- Given problem
Copy every line of the records below word for word, but leave out the picture lines.

- Source data
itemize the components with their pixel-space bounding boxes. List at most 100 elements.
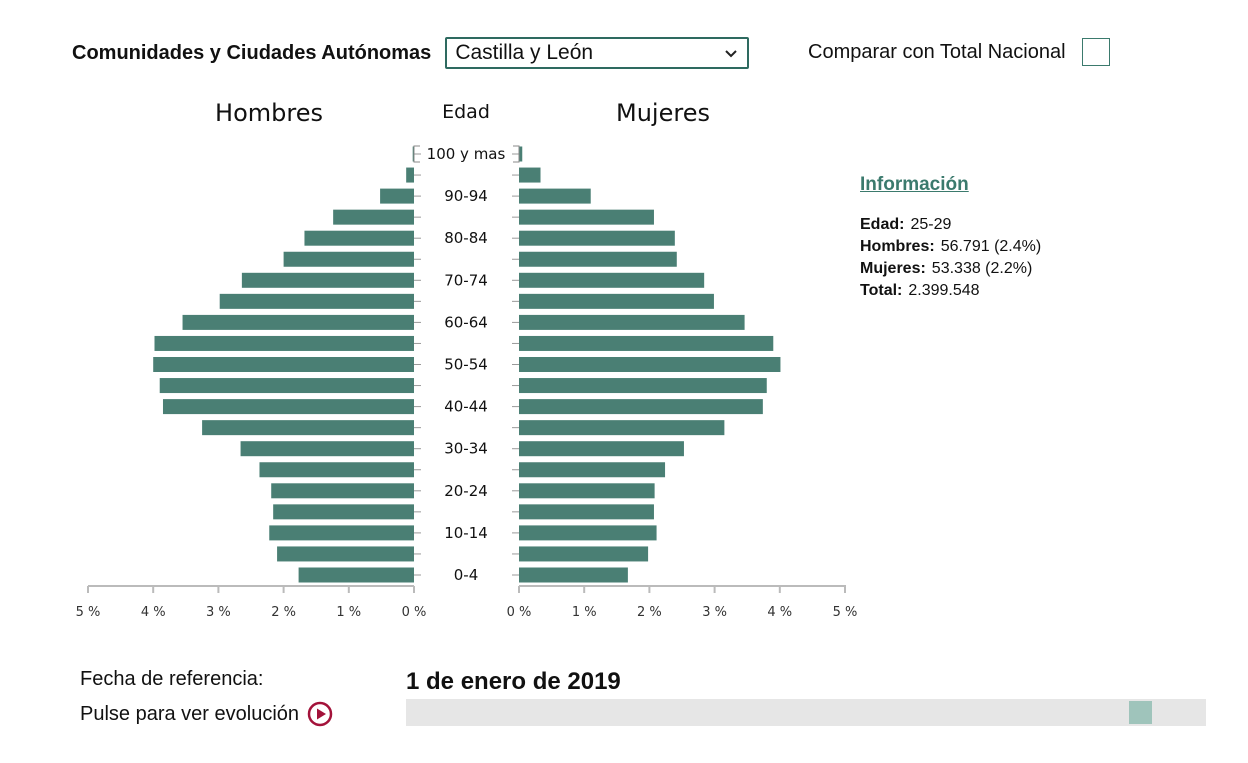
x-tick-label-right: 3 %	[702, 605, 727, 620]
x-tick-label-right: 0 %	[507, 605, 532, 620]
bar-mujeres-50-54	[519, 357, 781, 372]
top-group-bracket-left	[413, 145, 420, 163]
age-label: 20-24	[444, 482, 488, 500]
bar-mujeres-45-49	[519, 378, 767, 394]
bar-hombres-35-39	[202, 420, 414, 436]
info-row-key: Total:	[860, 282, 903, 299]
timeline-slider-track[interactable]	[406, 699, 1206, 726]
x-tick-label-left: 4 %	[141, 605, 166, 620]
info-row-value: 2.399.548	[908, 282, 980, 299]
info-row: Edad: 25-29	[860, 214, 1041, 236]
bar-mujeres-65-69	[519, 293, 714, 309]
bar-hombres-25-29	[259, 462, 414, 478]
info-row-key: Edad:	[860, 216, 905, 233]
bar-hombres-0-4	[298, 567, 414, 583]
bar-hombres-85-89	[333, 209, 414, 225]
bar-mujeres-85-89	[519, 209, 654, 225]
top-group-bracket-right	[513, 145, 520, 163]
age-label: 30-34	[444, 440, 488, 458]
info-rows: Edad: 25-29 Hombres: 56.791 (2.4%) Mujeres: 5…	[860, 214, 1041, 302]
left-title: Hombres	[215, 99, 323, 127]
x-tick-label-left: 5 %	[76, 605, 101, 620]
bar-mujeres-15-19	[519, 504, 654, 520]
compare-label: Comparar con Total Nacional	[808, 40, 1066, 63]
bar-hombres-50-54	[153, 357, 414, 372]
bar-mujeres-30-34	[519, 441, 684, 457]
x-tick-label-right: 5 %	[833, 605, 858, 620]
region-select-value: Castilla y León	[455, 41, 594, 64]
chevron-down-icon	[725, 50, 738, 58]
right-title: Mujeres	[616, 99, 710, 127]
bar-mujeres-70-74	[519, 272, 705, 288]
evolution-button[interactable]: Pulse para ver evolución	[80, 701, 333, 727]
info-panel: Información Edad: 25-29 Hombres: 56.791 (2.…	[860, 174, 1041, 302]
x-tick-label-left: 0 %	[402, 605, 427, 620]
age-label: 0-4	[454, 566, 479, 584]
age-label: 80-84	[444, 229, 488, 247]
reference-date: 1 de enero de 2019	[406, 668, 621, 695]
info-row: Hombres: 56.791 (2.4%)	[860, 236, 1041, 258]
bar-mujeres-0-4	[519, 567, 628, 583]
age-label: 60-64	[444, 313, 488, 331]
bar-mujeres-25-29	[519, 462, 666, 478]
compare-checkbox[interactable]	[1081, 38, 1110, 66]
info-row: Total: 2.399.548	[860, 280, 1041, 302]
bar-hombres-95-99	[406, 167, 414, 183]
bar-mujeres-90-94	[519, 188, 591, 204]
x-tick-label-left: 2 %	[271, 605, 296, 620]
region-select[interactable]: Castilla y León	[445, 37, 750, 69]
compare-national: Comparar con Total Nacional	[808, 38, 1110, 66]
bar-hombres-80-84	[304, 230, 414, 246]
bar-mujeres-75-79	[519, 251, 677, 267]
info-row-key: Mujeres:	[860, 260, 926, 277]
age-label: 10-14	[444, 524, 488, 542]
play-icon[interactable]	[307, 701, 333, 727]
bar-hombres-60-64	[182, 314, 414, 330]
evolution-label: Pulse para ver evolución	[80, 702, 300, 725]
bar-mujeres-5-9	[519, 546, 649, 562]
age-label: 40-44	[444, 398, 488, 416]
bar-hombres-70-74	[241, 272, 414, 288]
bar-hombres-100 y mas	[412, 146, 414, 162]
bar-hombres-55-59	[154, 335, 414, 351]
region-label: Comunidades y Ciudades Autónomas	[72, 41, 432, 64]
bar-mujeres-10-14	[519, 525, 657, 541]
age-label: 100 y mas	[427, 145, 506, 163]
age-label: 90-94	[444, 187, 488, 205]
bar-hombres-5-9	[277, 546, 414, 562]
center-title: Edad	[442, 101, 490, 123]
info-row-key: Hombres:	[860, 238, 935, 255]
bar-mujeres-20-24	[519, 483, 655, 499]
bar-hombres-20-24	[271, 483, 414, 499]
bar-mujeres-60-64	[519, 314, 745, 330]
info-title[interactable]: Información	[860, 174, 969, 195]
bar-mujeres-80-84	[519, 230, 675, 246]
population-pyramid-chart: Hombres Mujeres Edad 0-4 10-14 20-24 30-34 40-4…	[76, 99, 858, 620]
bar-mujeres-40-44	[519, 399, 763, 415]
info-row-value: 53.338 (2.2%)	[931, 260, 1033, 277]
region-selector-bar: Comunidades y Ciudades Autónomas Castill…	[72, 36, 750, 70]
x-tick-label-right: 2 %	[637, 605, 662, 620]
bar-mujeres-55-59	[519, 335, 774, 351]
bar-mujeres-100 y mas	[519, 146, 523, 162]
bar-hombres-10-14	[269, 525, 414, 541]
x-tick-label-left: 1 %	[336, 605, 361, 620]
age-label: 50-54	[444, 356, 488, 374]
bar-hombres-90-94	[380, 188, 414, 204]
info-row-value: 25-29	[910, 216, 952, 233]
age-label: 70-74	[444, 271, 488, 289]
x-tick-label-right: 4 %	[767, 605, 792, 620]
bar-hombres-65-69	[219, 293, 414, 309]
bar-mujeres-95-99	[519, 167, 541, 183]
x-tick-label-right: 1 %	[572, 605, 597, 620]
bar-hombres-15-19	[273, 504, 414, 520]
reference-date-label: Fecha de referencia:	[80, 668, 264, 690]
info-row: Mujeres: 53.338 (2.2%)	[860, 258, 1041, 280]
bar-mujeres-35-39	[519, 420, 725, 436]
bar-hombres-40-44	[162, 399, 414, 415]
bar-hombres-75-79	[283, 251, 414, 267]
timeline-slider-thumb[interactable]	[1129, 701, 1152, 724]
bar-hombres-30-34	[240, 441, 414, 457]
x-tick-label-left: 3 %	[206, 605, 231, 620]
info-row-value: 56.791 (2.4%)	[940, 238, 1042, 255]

- Response below
itemize the components with their pixel-space bounding boxes. List at most 100 elements.
x-tick-label-right: 3 %	[702, 605, 727, 620]
x-tick-label-right: 0 %	[507, 605, 532, 620]
bar-mujeres-50-54	[519, 357, 781, 372]
top-group-bracket-left	[413, 145, 420, 163]
age-label: 20-24	[444, 482, 488, 500]
bar-mujeres-45-49	[519, 378, 767, 394]
bar-hombres-35-39	[202, 420, 414, 436]
info-row-key: Total:	[860, 282, 903, 299]
timeline-slider-track[interactable]	[406, 699, 1206, 726]
x-tick-label-left: 4 %	[141, 605, 166, 620]
info-row-value: 2.399.548	[908, 282, 980, 299]
info-row: Edad: 25-29	[860, 214, 1041, 236]
bar-mujeres-65-69	[519, 293, 714, 309]
bar-hombres-25-29	[259, 462, 414, 478]
info-row-key: Edad:	[860, 216, 905, 233]
bar-hombres-0-4	[298, 567, 414, 583]
bar-hombres-85-89	[333, 209, 414, 225]
bar-mujeres-85-89	[519, 209, 654, 225]
top-group-bracket-right	[513, 145, 520, 163]
age-label: 30-34	[444, 440, 488, 458]
info-rows: Edad: 25-29 Hombres: 56.791 (2.4%) Mujeres: 5…	[860, 214, 1041, 302]
left-title: Hombres	[215, 99, 323, 127]
x-tick-label-left: 5 %	[76, 605, 101, 620]
bar-mujeres-15-19	[519, 504, 654, 520]
compare-label: Comparar con Total Nacional	[808, 40, 1066, 63]
bar-hombres-50-54	[153, 357, 414, 372]
bar-mujeres-30-34	[519, 441, 684, 457]
x-tick-label-right: 5 %	[833, 605, 858, 620]
region-select-value: Castilla y León	[455, 41, 594, 64]
chevron-down-icon	[725, 50, 738, 58]
right-title: Mujeres	[616, 99, 710, 127]
bar-mujeres-70-74	[519, 272, 705, 288]
evolution-button[interactable]: Pulse para ver evolución	[80, 701, 333, 727]
info-panel: Información Edad: 25-29 Hombres: 56.791 (2.…	[860, 174, 1041, 302]
x-tick-label-left: 0 %	[402, 605, 427, 620]
age-label: 0-4	[454, 566, 479, 584]
age-label: 80-84	[444, 229, 488, 247]
reference-date: 1 de enero de 2019	[406, 668, 621, 695]
info-row: Hombres: 56.791 (2.4%)	[860, 236, 1041, 258]
bar-mujeres-0-4	[519, 567, 628, 583]
age-label: 60-64	[444, 313, 488, 331]
bar-mujeres-25-29	[519, 462, 666, 478]
compare-checkbox[interactable]	[1081, 38, 1110, 66]
info-row: Total: 2.399.548	[860, 280, 1041, 302]
bar-hombres-95-99	[406, 167, 414, 183]
bar-mujeres-90-94	[519, 188, 591, 204]
x-tick-label-left: 2 %	[271, 605, 296, 620]
region-select[interactable]: Castilla y León	[445, 37, 750, 69]
compare-national: Comparar con Total Nacional	[808, 38, 1110, 66]
bar-hombres-80-84	[304, 230, 414, 246]
bar-mujeres-75-79	[519, 251, 677, 267]
info-row-key: Mujeres:	[860, 260, 926, 277]
age-label: 10-14	[444, 524, 488, 542]
play-icon[interactable]	[307, 701, 333, 727]
bar-hombres-60-64	[182, 314, 414, 330]
evolution-label: Pulse para ver evolución	[80, 702, 300, 725]
bar-mujeres-5-9	[519, 546, 649, 562]
age-label: 40-44	[444, 398, 488, 416]
bar-hombres-70-74	[241, 272, 414, 288]
bar-hombres-100 y mas	[412, 146, 414, 162]
bar-hombres-55-59	[154, 335, 414, 351]
region-label: Comunidades y Ciudades Autónomas	[72, 41, 432, 64]
bar-mujeres-10-14	[519, 525, 657, 541]
age-label: 100 y mas	[427, 145, 506, 163]
age-label: 90-94	[444, 187, 488, 205]
bar-hombres-5-9	[277, 546, 414, 562]
center-title: Edad	[442, 101, 490, 123]
info-row-key: Hombres:	[860, 238, 935, 255]
bar-mujeres-20-24	[519, 483, 655, 499]
bar-hombres-20-24	[271, 483, 414, 499]
bar-mujeres-60-64	[519, 314, 745, 330]
info-title[interactable]: Información	[860, 174, 969, 195]
bar-mujeres-80-84	[519, 230, 675, 246]
population-pyramid-chart: Hombres Mujeres Edad 0-4 10-14 20-24 30-34 40-4…	[76, 99, 858, 620]
bar-mujeres-40-44	[519, 399, 763, 415]
info-row-value: 53.338 (2.2%)	[931, 260, 1033, 277]
region-selector-bar: Comunidades y Ciudades Autónomas Castill…	[72, 36, 750, 70]
x-tick-label-right: 2 %	[637, 605, 662, 620]
bar-mujeres-55-59	[519, 335, 774, 351]
bar-mujeres-100 y mas	[519, 146, 523, 162]
bar-hombres-10-14	[269, 525, 414, 541]
x-tick-label-left: 1 %	[336, 605, 361, 620]
age-label: 50-54	[444, 356, 488, 374]
bar-hombres-90-94	[380, 188, 414, 204]
info-row-value: 25-29	[910, 216, 952, 233]
age-label: 70-74	[444, 271, 488, 289]
x-tick-label-right: 4 %	[767, 605, 792, 620]
bar-hombres-65-69	[219, 293, 414, 309]
bar-mujeres-95-99	[519, 167, 541, 183]
x-tick-label-right: 1 %	[572, 605, 597, 620]
bar-hombres-15-19	[273, 504, 414, 520]
reference-date-label: Fecha de referencia:	[80, 668, 264, 690]
info-row: Mujeres: 53.338 (2.2%)	[860, 258, 1041, 280]
bar-mujeres-35-39	[519, 420, 725, 436]
bar-hombres-40-44	[162, 399, 414, 415]
bar-hombres-75-79	[283, 251, 414, 267]
timeline-slider-thumb[interactable]	[1129, 701, 1152, 724]
bar-hombres-30-34	[240, 441, 414, 457]
x-tick-label-left: 3 %	[206, 605, 231, 620]
info-row-value: 56.791 (2.4%)	[940, 238, 1042, 255]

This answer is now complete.